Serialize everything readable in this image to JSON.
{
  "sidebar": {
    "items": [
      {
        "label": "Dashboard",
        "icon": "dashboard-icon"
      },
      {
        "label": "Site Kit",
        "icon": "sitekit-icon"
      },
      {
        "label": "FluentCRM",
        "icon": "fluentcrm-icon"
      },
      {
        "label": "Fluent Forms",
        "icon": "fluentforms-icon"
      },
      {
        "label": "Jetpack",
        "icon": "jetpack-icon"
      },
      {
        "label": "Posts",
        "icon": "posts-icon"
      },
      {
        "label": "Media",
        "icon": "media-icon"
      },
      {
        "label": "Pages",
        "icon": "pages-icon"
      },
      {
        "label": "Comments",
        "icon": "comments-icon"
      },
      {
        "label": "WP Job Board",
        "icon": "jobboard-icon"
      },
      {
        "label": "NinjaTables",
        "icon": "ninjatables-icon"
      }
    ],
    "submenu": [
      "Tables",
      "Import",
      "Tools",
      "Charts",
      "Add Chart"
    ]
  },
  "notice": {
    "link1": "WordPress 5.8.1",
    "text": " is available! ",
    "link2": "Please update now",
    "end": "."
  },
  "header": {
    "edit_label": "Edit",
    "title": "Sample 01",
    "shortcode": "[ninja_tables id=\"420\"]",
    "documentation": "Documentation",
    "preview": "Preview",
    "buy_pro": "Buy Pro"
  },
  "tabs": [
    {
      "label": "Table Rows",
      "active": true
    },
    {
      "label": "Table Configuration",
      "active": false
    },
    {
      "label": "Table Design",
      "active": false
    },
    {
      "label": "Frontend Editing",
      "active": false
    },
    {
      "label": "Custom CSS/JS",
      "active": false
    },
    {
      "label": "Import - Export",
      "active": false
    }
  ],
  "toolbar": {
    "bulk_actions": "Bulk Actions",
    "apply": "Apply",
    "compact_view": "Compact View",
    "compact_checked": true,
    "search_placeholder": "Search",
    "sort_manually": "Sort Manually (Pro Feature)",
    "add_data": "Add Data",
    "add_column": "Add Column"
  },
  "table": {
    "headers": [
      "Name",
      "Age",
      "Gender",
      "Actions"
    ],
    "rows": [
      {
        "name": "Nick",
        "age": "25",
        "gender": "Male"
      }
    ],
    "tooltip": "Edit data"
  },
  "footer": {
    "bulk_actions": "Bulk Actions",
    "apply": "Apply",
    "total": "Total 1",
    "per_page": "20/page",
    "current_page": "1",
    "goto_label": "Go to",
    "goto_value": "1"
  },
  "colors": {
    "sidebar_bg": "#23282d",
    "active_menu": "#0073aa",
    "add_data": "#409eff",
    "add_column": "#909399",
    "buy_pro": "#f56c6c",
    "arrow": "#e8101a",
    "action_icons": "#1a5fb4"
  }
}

Written problem:
Quote every line of the data, word for word.

Task response:
Serialize everything readable in this image to JSON.
{
  "sidebar": {
    "items": [
      {
        "label": "Dashboard",
        "icon": "dashboard-icon"
      },
      {
        "label": "Site Kit",
        "icon": "sitekit-icon"
      },
      {
        "label": "FluentCRM",
        "icon": "fluentcrm-icon"
      },
      {
        "label": "Fluent Forms",
        "icon": "fluentforms-icon"
      },
      {
        "label": "Jetpack",
        "icon": "jetpack-icon"
      },
      {
        "label": "Posts",
        "icon": "posts-icon"
      },
      {
        "label": "Media",
        "icon": "media-icon"
      },
      {
        "label": "Pages",
        "icon": "pages-icon"
      },
      {
        "label": "Comments",
        "icon": "comments-icon"
      },
      {
        "label": "WP Job Board",
        "icon": "jobboard-icon"
      },
      {
        "label": "NinjaTables",
        "icon": "ninjatables-icon"
      }
    ],
    "submenu": [
      "Tables",
      "Import",
      "Tools",
      "Charts",
      "Add Chart"
    ]
  },
  "notice": {
    "link1": "WordPress 5.8.1",
    "text": " is available! ",
    "link2": "Please update now",
    "end": "."
  },
  "header": {
    "edit_label": "Edit",
    "title": "Sample 01",
    "shortcode": "[ninja_tables id=\"420\"]",
    "documentation": "Documentation",
    "preview": "Preview",
    "buy_pro": "Buy Pro"
  },
  "tabs": [
    {
      "label": "Table Rows",
      "active": true
    },
    {
      "label": "Table Configuration",
      "active": false
    },
    {
      "label": "Table Design",
      "active": false
    },
    {
      "label": "Frontend Editing",
      "active": false
    },
    {
      "label": "Custom CSS/JS",
      "active": false
    },
    {
      "label": "Import - Export",
      "active": false
    }
  ],
  "toolbar": {
    "bulk_actions": "Bulk Actions",
    "apply": "Apply",
    "compact_view": "Compact View",
    "compact_checked": true,
    "search_placeholder": "Search",
    "sort_manually": "Sort Manually (Pro Feature)",
    "add_data": "Add Data",
    "add_column": "Add Column"
  },
  "table": {
    "headers": [
      "Name",
      "Age",
      "Gender",
      "Actions"
    ],
    "rows": [
      {
        "name": "Nick",
        "age": "25",
        "gender": "Male"
      }
    ],
    "tooltip": "Edit data"
  },
  "footer": {
    "bulk_actions": "Bulk Actions",
    "apply": "Apply",
    "total": "Total 1",
    "per_page": "20/page",
    "current_page": "1",
    "goto_label": "Go to",
    "goto_value": "1"
  },
  "colors": {
    "sidebar_bg": "#23282d",
    "active_menu": "#0073aa",
    "add_data": "#409eff",
    "add_column": "#909399",
    "buy_pro": "#f56c6c",
    "arrow": "#e8101a",
    "action_icons": "#1a5fb4"
  }
}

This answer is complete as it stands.